> **To do**
Quote the whole listing word for word, please.

--------------------------------

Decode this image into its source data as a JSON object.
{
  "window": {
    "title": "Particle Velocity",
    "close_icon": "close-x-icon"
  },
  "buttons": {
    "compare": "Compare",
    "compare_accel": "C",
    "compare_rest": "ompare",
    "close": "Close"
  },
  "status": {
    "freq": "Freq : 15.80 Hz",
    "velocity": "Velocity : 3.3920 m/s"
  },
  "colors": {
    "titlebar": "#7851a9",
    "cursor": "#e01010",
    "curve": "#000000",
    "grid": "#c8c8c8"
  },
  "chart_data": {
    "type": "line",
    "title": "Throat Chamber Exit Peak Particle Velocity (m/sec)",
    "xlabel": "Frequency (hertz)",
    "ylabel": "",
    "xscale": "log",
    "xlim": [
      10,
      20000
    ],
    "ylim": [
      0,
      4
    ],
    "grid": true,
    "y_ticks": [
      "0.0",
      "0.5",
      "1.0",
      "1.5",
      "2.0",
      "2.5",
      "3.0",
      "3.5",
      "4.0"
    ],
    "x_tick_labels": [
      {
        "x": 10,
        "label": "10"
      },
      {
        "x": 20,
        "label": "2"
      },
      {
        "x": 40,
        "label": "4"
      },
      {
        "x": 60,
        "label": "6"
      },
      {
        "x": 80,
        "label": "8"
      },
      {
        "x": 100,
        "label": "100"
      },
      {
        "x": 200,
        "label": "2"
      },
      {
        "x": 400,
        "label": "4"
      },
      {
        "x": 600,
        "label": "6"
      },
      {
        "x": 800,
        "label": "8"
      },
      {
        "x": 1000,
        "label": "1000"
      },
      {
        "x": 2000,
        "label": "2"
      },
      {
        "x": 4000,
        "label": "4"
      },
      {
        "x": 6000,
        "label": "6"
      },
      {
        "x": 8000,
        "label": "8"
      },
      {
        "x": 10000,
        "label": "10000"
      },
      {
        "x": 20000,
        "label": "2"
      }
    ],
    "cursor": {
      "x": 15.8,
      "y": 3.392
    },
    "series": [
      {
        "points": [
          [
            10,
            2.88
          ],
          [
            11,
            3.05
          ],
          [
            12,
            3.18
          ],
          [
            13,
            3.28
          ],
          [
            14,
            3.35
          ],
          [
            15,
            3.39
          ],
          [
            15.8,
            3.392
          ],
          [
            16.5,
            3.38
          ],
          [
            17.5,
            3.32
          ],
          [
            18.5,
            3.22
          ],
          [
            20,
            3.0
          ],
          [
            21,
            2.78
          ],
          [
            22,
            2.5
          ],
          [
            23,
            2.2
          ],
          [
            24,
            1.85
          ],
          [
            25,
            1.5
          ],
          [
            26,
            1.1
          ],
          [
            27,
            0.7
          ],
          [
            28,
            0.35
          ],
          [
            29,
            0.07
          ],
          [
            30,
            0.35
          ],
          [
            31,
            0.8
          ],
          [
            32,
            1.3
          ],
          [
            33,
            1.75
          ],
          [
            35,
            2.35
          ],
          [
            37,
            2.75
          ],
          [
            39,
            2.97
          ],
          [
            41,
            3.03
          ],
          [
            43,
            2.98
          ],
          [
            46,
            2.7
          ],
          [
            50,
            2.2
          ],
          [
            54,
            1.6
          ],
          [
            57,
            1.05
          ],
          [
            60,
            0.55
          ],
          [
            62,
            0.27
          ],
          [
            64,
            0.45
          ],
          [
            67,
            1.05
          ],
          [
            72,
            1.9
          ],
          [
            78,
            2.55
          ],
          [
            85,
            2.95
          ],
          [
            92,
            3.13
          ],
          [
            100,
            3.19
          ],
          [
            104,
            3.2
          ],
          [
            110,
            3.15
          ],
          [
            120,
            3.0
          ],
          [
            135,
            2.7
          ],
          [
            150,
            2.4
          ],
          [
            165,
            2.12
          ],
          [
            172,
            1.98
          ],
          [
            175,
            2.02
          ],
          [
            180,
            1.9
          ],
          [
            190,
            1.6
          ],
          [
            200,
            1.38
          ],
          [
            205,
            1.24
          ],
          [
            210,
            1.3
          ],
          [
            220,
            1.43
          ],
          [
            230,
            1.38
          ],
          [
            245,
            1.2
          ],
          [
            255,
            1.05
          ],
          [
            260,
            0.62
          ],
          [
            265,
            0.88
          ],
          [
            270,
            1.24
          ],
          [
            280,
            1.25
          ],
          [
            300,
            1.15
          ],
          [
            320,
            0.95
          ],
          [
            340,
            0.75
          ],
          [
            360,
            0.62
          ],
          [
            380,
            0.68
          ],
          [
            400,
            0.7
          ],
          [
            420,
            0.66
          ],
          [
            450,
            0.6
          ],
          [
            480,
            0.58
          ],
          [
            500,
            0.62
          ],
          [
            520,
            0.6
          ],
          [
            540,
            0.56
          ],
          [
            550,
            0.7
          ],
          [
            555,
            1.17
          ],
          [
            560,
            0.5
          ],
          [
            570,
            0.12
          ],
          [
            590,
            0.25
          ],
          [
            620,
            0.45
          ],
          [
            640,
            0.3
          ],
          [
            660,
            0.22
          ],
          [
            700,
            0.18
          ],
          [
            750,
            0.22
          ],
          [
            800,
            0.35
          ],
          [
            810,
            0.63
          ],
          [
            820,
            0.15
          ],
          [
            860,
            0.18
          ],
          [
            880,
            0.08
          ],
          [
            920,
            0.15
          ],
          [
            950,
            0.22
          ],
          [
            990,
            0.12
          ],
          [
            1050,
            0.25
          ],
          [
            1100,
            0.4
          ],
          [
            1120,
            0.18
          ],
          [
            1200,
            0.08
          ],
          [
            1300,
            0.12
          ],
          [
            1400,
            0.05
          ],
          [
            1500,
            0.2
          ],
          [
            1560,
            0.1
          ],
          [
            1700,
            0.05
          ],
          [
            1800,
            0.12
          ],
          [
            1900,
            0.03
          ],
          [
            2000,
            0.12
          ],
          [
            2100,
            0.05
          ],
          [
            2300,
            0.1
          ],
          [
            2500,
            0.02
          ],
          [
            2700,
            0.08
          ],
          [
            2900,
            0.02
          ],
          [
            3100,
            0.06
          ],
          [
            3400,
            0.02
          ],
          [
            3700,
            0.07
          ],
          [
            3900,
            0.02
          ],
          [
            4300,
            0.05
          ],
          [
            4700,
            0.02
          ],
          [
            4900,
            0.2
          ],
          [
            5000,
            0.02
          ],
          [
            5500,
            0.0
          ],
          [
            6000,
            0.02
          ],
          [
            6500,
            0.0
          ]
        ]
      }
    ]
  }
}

--------------------------------

> **Right answer**
Decode this image into its source data as a JSON object.
{
  "window": {
    "title": "Particle Velocity",
    "close_icon": "close-x-icon"
  },
  "buttons": {
    "compare": "Compare",
    "compare_accel": "C",
    "compare_rest": "ompare",
    "close": "Close"
  },
  "status": {
    "freq": "Freq : 15.80 Hz",
    "velocity": "Velocity : 3.3920 m/s"
  },
  "colors": {
    "titlebar": "#7851a9",
    "cursor": "#e01010",
    "curve": "#000000",
    "grid": "#c8c8c8"
  },
  "chart_data": {
    "type": "line",
    "title": "Throat Chamber Exit Peak Particle Velocity (m/sec)",
    "xlabel": "Frequency (hertz)",
    "ylabel": "",
    "xscale": "log",
    "xlim": [
      10,
      20000
    ],
    "ylim": [
      0,
      4
    ],
    "grid": true,
    "y_ticks": [
      "0.0",
      "0.5",
      "1.0",
      "1.5",
      "2.0",
      "2.5",
      "3.0",
      "3.5",
      "4.0"
    ],
    "x_tick_labels": [
      {
        "x": 10,
        "label": "10"
      },
      {
        "x": 20,
        "label": "2"
      },
      {
        "x": 40,
        "label": "4"
      },
      {
        "x": 60,
        "label": "6"
      },
      {
        "x": 80,
        "label": "8"
      },
      {
        "x": 100,
        "label": "100"
      },
      {
        "x": 200,
        "label": "2"
      },
      {
        "x": 400,
        "label": "4"
      },
      {
        "x": 600,
        "label": "6"
      },
      {
        "x": 800,
        "label": "8"
      },
      {
        "x": 1000,
        "label": "1000"
      },
      {
        "x": 2000,
        "label": "2"
      },
      {
        "x": 4000,
        "label": "4"
      },
      {
        "x": 6000,
        "label": "6"
      },
      {
        "x": 8000,
        "label": "8"
      },
      {
        "x": 10000,
        "label": "10000"
      },
      {
        "x": 20000,
        "label": "2"
      }
    ],
    "cursor": {
      "x": 15.8,
      "y": 3.392
    },
    "series": [
      {
        "points": [
          [
            10,
            2.88
          ],
          [
            11,
            3.05
          ],
          [
            12,
            3.18
          ],
          [
            13,
            3.28
          ],
          [
            14,
            3.35
          ],
          [
            15,
            3.39
          ],
          [
            15.8,
            3.392
          ],
          [
            16.5,
            3.38
          ],
          [
            17.5,
            3.32
          ],
          [
            18.5,
            3.22
          ],
          [
            20,
            3.0
          ],
          [
            21,
            2.78
          ],
          [
            22,
            2.5
          ],
          [
            23,
            2.2
          ],
          [
            24,
            1.85
          ],
          [
            25,
            1.5
          ],
          [
            26,
            1.1
          ],
          [
            27,
            0.7
          ],
          [
            28,
            0.35
          ],
          [
            29,
            0.07
          ],
          [
            30,
            0.35
          ],
          [
            31,
            0.8
          ],
          [
            32,
            1.3
          ],
          [
            33,
            1.75
          ],
          [
            35,
            2.35
          ],
          [
            37,
            2.75
          ],
          [
            39,
            2.97
          ],
          [
            41,
            3.03
          ],
          [
            43,
            2.98
          ],
          [
            46,
            2.7
          ],
          [
            50,
            2.2
          ],
          [
            54,
            1.6
          ],
          [
            57,
            1.05
          ],
          [
            60,
            0.55
          ],
          [
            62,
            0.27
          ],
          [
            64,
            0.45
          ],
          [
            67,
            1.05
          ],
          [
            72,
            1.9
          ],
          [
            78,
            2.55
          ],
          [
            85,
            2.95
          ],
          [
            92,
            3.13
          ],
          [
            100,
            3.19
          ],
          [
            104,
            3.2
          ],
          [
            110,
            3.15
          ],
          [
            120,
            3.0
          ],
          [
            135,
            2.7
          ],
          [
            150,
            2.4
          ],
          [
            165,
            2.12
          ],
          [
            172,
            1.98
          ],
          [
            175,
            2.02
          ],
          [
            180,
            1.9
          ],
          [
            190,
            1.6
          ],
          [
            200,
            1.38
          ],
          [
            205,
            1.24
          ],
          [
            210,
            1.3
          ],
          [
            220,
            1.43
          ],
          [
            230,
            1.38
          ],
          [
            245,
            1.2
          ],
          [
            255,
            1.05
          ],
          [
            260,
            0.62
          ],
          [
            265,
            0.88
          ],
          [
            270,
            1.24
          ],
          [
            280,
            1.25
          ],
          [
            300,
            1.15
          ],
          [
            320,
            0.95
          ],
          [
            340,
            0.75
          ],
          [
            360,
            0.62
          ],
          [
            380,
            0.68
          ],
          [
            400,
            0.7
          ],
          [
            420,
            0.66
          ],
          [
            450,
            0.6
          ],
          [
            480,
            0.58
          ],
          [
            500,
            0.62
          ],
          [
            520,
            0.6
          ],
          [
            540,
            0.56
          ],
          [
            550,
            0.7
          ],
          [
            555,
            1.17
          ],
          [
            560,
            0.5
          ],
          [
            570,
            0.12
          ],
          [
            590,
            0.25
          ],
          [
            620,
            0.45
          ],
          [
            640,
            0.3
          ],
          [
            660,
            0.22
          ],
          [
            700,
            0.18
          ],
          [
            750,
            0.22
          ],
          [
            800,
            0.35
          ],
          [
            810,
            0.63
          ],
          [
            820,
            0.15
          ],
          [
            860,
            0.18
          ],
          [
            880,
            0.08
          ],
          [
            920,
            0.15
          ],
          [
            950,
            0.22
          ],
          [
            990,
            0.12
          ],
          [
            1050,
            0.25
          ],
          [
            1100,
            0.4
          ],
          [
            1120,
            0.18
          ],
          [
            1200,
            0.08
          ],
          [
            1300,
            0.12
          ],
          [
            1400,
            0.05
          ],
          [
            1500,
            0.2
          ],
          [
            1560,
            0.1
          ],
          [
            1700,
            0.05
          ],
          [
            1800,
            0.12
          ],
          [
            1900,
            0.03
          ],
          [
            2000,
            0.12
          ],
          [
            2100,
            0.05
          ],
          [
            2300,
            0.1
          ],
          [
            2500,
            0.02
          ],
          [
            2700,
            0.08
          ],
          [
            2900,
            0.02
          ],
          [
            3100,
            0.06
          ],
          [
            3400,
            0.02
          ],
          [
            3700,
            0.07
          ],
          [
            3900,
            0.02
          ],
          [
            4300,
            0.05
          ],
          [
            4700,
            0.02
          ],
          [
            4900,
            0.2
          ],
          [
            5000,
            0.02
          ],
          [
            5500,
            0.0
          ],
          [
            6000,
            0.02
          ],
          [
            6500,
            0.0
          ]
        ]
      }
    ]
  }
}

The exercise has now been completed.